> **EXERCISE AIM**: Read the records below and copy each line that contains "this".

BEGIN DATA ROWS

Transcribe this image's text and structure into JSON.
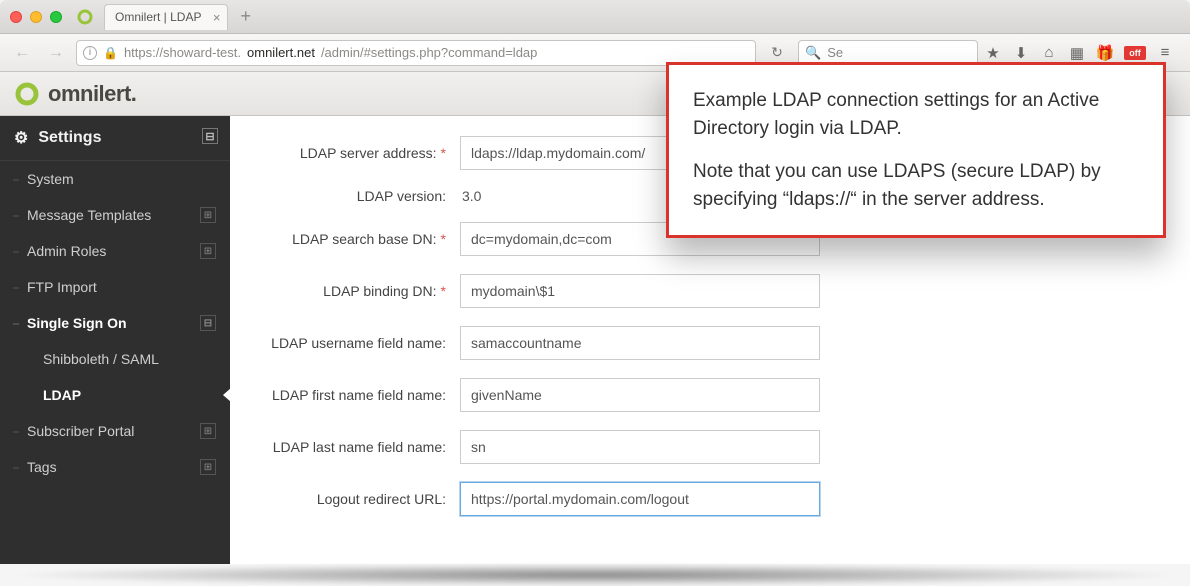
{
  "browser": {
    "tab_title": "Omnilert | LDAP",
    "url_prefix": "https://showard-test.",
    "url_domain": "omnilert.net",
    "url_path": "/admin/#settings.php?command=ldap",
    "search_placeholder": "Se",
    "ext_off_label": "off"
  },
  "brand": {
    "name": "omnilert",
    "stop": "."
  },
  "sidebar": {
    "header": "Settings",
    "items": [
      {
        "label": "System"
      },
      {
        "label": "Message Templates",
        "badge": "⊞"
      },
      {
        "label": "Admin Roles",
        "badge": "⊞"
      },
      {
        "label": "FTP Import"
      },
      {
        "label": "Single Sign On",
        "badge": "⊟",
        "open": true
      },
      {
        "label": "Shibboleth / SAML",
        "sub": true
      },
      {
        "label": "LDAP",
        "sub": true,
        "active": true
      },
      {
        "label": "Subscriber Portal",
        "badge": "⊞"
      },
      {
        "label": "Tags",
        "badge": "⊞"
      }
    ]
  },
  "form": {
    "rows": [
      {
        "label": "LDAP server address:",
        "required": true,
        "value": "ldaps://ldap.mydomain.com/"
      },
      {
        "label": "LDAP version:",
        "static": true,
        "value": "3.0"
      },
      {
        "label": "LDAP search base DN:",
        "required": true,
        "value": "dc=mydomain,dc=com"
      },
      {
        "label": "LDAP binding DN:",
        "required": true,
        "value": "mydomain\\$1"
      },
      {
        "label": "LDAP username field name:",
        "value": "samaccountname"
      },
      {
        "label": "LDAP first name field name:",
        "value": "givenName"
      },
      {
        "label": "LDAP last name field name:",
        "value": "sn"
      },
      {
        "label": "Logout redirect URL:",
        "value": "https://portal.mydomain.com/logout",
        "focused": true
      }
    ]
  },
  "callout": {
    "p1": "Example LDAP connection settings for an Active Directory login via LDAP.",
    "p2": "Note that you can use LDAPS (secure LDAP) by specifying “ldaps://“ in the server address."
  }
}
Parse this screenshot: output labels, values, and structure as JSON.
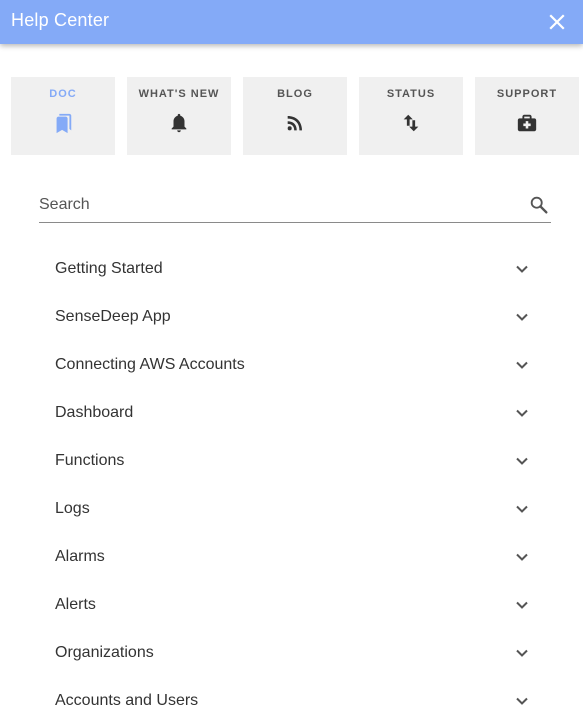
{
  "header": {
    "title": "Help Center",
    "close_icon": "close-icon"
  },
  "accent_color": "#84aaf7",
  "tabs": [
    {
      "label": "DOC",
      "icon": "bookmarks-icon",
      "active": true
    },
    {
      "label": "WHAT'S NEW",
      "icon": "bell-icon",
      "active": false
    },
    {
      "label": "BLOG",
      "icon": "rss-icon",
      "active": false
    },
    {
      "label": "STATUS",
      "icon": "swap-vertical-icon",
      "active": false
    },
    {
      "label": "SUPPORT",
      "icon": "medical-bag-icon",
      "active": false
    }
  ],
  "search": {
    "placeholder": "Search",
    "value": "",
    "icon": "search-icon"
  },
  "topics": [
    {
      "label": "Getting Started"
    },
    {
      "label": "SenseDeep App"
    },
    {
      "label": "Connecting AWS Accounts"
    },
    {
      "label": "Dashboard"
    },
    {
      "label": "Functions"
    },
    {
      "label": "Logs"
    },
    {
      "label": "Alarms"
    },
    {
      "label": "Alerts"
    },
    {
      "label": "Organizations"
    },
    {
      "label": "Accounts and Users"
    }
  ]
}
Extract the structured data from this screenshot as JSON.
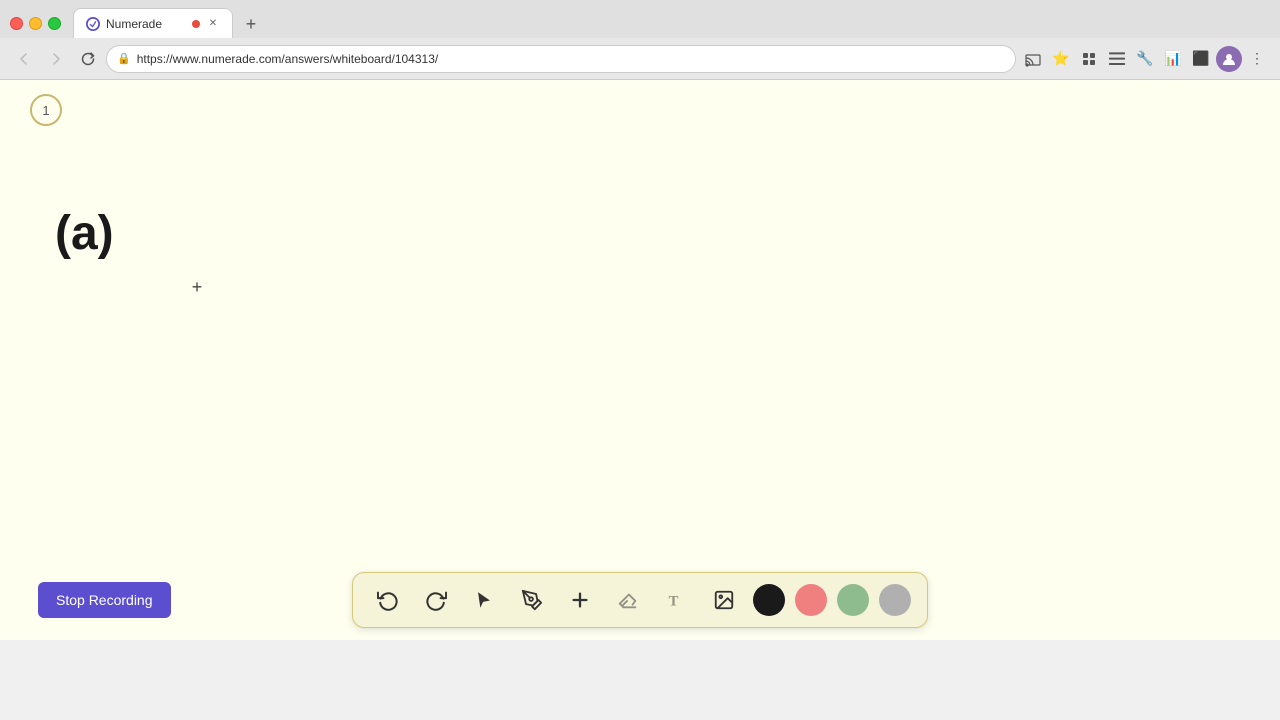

END DATA ROWS

> **WRITTEN ANSWER**:
Transcribe this image's text and structure into JSON.
Parse this screenshot: output labels, values, and structure as JSON.
Extract the structured data from this screenshot as JSON.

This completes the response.